**SET EXERCISE**:
Without including the pictures, copy out every line below.

--- Start of EXERCISE MATERIAL ---

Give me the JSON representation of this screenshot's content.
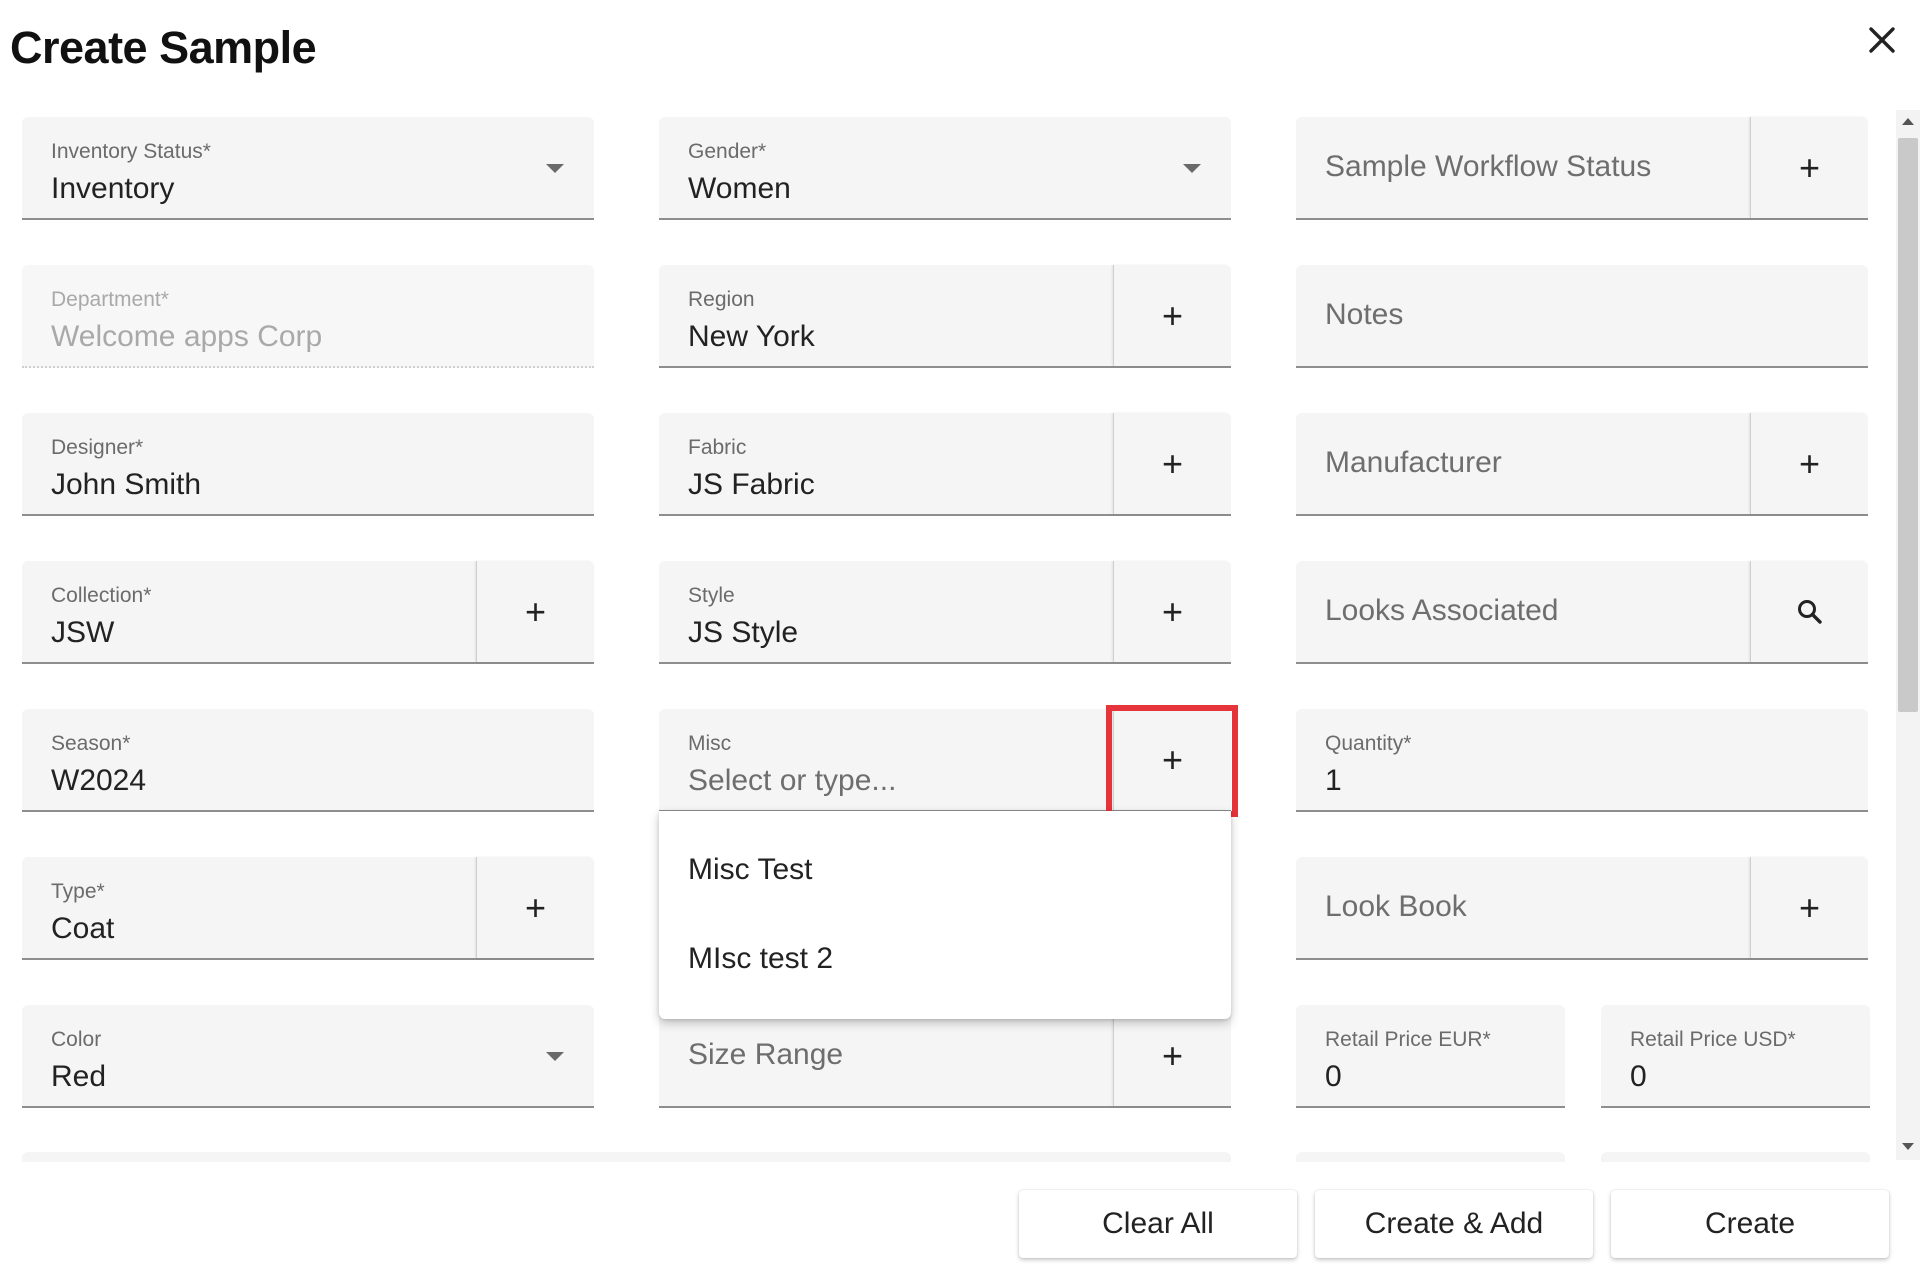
{
  "dialog": {
    "title": "Create Sample",
    "close_icon": "close-icon"
  },
  "fields": {
    "inventory_status": {
      "label": "Inventory Status*",
      "value": "Inventory"
    },
    "gender": {
      "label": "Gender*",
      "value": "Women"
    },
    "sample_workflow_status": {
      "placeholder": "Sample Workflow Status"
    },
    "department": {
      "label": "Department*",
      "value": "Welcome apps Corp"
    },
    "region": {
      "label": "Region",
      "value": "New York"
    },
    "notes": {
      "placeholder": "Notes"
    },
    "designer": {
      "label": "Designer*",
      "value": "John Smith"
    },
    "fabric": {
      "label": "Fabric",
      "value": "JS Fabric"
    },
    "manufacturer": {
      "placeholder": "Manufacturer"
    },
    "collection": {
      "label": "Collection*",
      "value": "JSW"
    },
    "style": {
      "label": "Style",
      "value": "JS Style"
    },
    "looks_associated": {
      "placeholder": "Looks Associated"
    },
    "season": {
      "label": "Season*",
      "value": "W2024"
    },
    "misc": {
      "label": "Misc",
      "placeholder": "Select or type..."
    },
    "quantity": {
      "label": "Quantity*",
      "value": "1"
    },
    "type": {
      "label": "Type*",
      "value": "Coat"
    },
    "look_book": {
      "placeholder": "Look Book"
    },
    "color": {
      "label": "Color",
      "value": "Red"
    },
    "size_range": {
      "placeholder": "Size Range"
    },
    "retail_price_eur": {
      "label": "Retail Price EUR*",
      "value": "0"
    },
    "retail_price_usd": {
      "label": "Retail Price USD*",
      "value": "0"
    }
  },
  "add_symbol": "+",
  "misc_dropdown": {
    "options": [
      "Misc Test",
      "MIsc test 2"
    ]
  },
  "footer": {
    "clear_all": "Clear All",
    "create_add": "Create & Add",
    "create": "Create"
  },
  "colors": {
    "highlight": "#e5343a",
    "field_bg": "#f5f5f5"
  }
}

--- End of EXERCISE MATERIAL ---

**FINISHED EXERCISE**:
Give me the JSON representation of this screenshot's content.
{
  "dialog": {
    "title": "Create Sample",
    "close_icon": "close-icon"
  },
  "fields": {
    "inventory_status": {
      "label": "Inventory Status*",
      "value": "Inventory"
    },
    "gender": {
      "label": "Gender*",
      "value": "Women"
    },
    "sample_workflow_status": {
      "placeholder": "Sample Workflow Status"
    },
    "department": {
      "label": "Department*",
      "value": "Welcome apps Corp"
    },
    "region": {
      "label": "Region",
      "value": "New York"
    },
    "notes": {
      "placeholder": "Notes"
    },
    "designer": {
      "label": "Designer*",
      "value": "John Smith"
    },
    "fabric": {
      "label": "Fabric",
      "value": "JS Fabric"
    },
    "manufacturer": {
      "placeholder": "Manufacturer"
    },
    "collection": {
      "label": "Collection*",
      "value": "JSW"
    },
    "style": {
      "label": "Style",
      "value": "JS Style"
    },
    "looks_associated": {
      "placeholder": "Looks Associated"
    },
    "season": {
      "label": "Season*",
      "value": "W2024"
    },
    "misc": {
      "label": "Misc",
      "placeholder": "Select or type..."
    },
    "quantity": {
      "label": "Quantity*",
      "value": "1"
    },
    "type": {
      "label": "Type*",
      "value": "Coat"
    },
    "look_book": {
      "placeholder": "Look Book"
    },
    "color": {
      "label": "Color",
      "value": "Red"
    },
    "size_range": {
      "placeholder": "Size Range"
    },
    "retail_price_eur": {
      "label": "Retail Price EUR*",
      "value": "0"
    },
    "retail_price_usd": {
      "label": "Retail Price USD*",
      "value": "0"
    }
  },
  "add_symbol": "+",
  "misc_dropdown": {
    "options": [
      "Misc Test",
      "MIsc test 2"
    ]
  },
  "footer": {
    "clear_all": "Clear All",
    "create_add": "Create & Add",
    "create": "Create"
  },
  "colors": {
    "highlight": "#e5343a",
    "field_bg": "#f5f5f5"
  }
}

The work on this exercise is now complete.